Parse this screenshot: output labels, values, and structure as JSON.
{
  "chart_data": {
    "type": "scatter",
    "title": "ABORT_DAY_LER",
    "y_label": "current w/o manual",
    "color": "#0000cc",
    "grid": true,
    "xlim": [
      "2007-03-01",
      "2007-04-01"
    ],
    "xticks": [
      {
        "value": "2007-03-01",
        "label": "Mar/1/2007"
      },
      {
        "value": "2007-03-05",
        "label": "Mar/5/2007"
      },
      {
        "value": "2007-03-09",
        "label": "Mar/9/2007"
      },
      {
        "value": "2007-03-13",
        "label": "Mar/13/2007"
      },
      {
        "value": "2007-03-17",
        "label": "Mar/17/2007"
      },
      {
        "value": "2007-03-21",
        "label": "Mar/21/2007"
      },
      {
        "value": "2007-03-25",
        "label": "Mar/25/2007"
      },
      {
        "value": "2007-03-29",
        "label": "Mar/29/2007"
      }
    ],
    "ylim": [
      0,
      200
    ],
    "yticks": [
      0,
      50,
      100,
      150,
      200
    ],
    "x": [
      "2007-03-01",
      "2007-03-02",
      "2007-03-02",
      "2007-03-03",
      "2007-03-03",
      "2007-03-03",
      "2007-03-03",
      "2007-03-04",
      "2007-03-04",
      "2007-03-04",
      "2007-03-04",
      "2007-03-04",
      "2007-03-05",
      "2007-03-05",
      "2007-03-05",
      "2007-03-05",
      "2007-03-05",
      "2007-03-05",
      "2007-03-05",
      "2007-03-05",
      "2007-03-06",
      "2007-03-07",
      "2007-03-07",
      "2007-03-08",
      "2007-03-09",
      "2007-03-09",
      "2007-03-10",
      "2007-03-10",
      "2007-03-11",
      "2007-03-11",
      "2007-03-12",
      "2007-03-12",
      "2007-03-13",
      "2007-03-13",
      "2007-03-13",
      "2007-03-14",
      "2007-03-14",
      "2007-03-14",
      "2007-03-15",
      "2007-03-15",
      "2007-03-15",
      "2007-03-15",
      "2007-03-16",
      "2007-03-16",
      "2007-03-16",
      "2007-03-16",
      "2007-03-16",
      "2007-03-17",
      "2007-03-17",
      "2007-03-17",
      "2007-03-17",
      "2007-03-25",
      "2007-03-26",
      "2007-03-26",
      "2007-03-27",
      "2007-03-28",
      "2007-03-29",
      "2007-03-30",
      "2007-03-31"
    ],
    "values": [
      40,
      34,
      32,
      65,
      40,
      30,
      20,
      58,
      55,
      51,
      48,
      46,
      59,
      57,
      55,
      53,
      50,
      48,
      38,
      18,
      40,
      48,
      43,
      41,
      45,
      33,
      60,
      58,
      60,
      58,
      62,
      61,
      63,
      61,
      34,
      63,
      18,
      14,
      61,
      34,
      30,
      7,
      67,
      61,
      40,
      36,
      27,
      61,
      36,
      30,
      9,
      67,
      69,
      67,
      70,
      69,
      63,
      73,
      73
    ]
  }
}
----------
Restate each record exactly as written.

Parse this screenshot: output labels, values, and structure as JSON.
{
  "chart_data": {
    "type": "scatter",
    "title": "ABORT_DAY_LER",
    "y_label": "current w/o manual",
    "color": "#0000cc",
    "grid": true,
    "xlim": [
      "2007-03-01",
      "2007-04-01"
    ],
    "xticks": [
      {
        "value": "2007-03-01",
        "label": "Mar/1/2007"
      },
      {
        "value": "2007-03-05",
        "label": "Mar/5/2007"
      },
      {
        "value": "2007-03-09",
        "label": "Mar/9/2007"
      },
      {
        "value": "2007-03-13",
        "label": "Mar/13/2007"
      },
      {
        "value": "2007-03-17",
        "label": "Mar/17/2007"
      },
      {
        "value": "2007-03-21",
        "label": "Mar/21/2007"
      },
      {
        "value": "2007-03-25",
        "label": "Mar/25/2007"
      },
      {
        "value": "2007-03-29",
        "label": "Mar/29/2007"
      }
    ],
    "ylim": [
      0,
      200
    ],
    "yticks": [
      0,
      50,
      100,
      150,
      200
    ],
    "x": [
      "2007-03-01",
      "2007-03-02",
      "2007-03-02",
      "2007-03-03",
      "2007-03-03",
      "2007-03-03",
      "2007-03-03",
      "2007-03-04",
      "2007-03-04",
      "2007-03-04",
      "2007-03-04",
      "2007-03-04",
      "2007-03-05",
      "2007-03-05",
      "2007-03-05",
      "2007-03-05",
      "2007-03-05",
      "2007-03-05",
      "2007-03-05",
      "2007-03-05",
      "2007-03-06",
      "2007-03-07",
      "2007-03-07",
      "2007-03-08",
      "2007-03-09",
      "2007-03-09",
      "2007-03-10",
      "2007-03-10",
      "2007-03-11",
      "2007-03-11",
      "2007-03-12",
      "2007-03-12",
      "2007-03-13",
      "2007-03-13",
      "2007-03-13",
      "2007-03-14",
      "2007-03-14",
      "2007-03-14",
      "2007-03-15",
      "2007-03-15",
      "2007-03-15",
      "2007-03-15",
      "2007-03-16",
      "2007-03-16",
      "2007-03-16",
      "2007-03-16",
      "2007-03-16",
      "2007-03-17",
      "2007-03-17",
      "2007-03-17",
      "2007-03-17",
      "2007-03-25",
      "2007-03-26",
      "2007-03-26",
      "2007-03-27",
      "2007-03-28",
      "2007-03-29",
      "2007-03-30",
      "2007-03-31"
    ],
    "values": [
      40,
      34,
      32,
      65,
      40,
      30,
      20,
      58,
      55,
      51,
      48,
      46,
      59,
      57,
      55,
      53,
      50,
      48,
      38,
      18,
      40,
      48,
      43,
      41,
      45,
      33,
      60,
      58,
      60,
      58,
      62,
      61,
      63,
      61,
      34,
      63,
      18,
      14,
      61,
      34,
      30,
      7,
      67,
      61,
      40,
      36,
      27,
      61,
      36,
      30,
      9,
      67,
      69,
      67,
      70,
      69,
      63,
      73,
      73
    ]
  }
}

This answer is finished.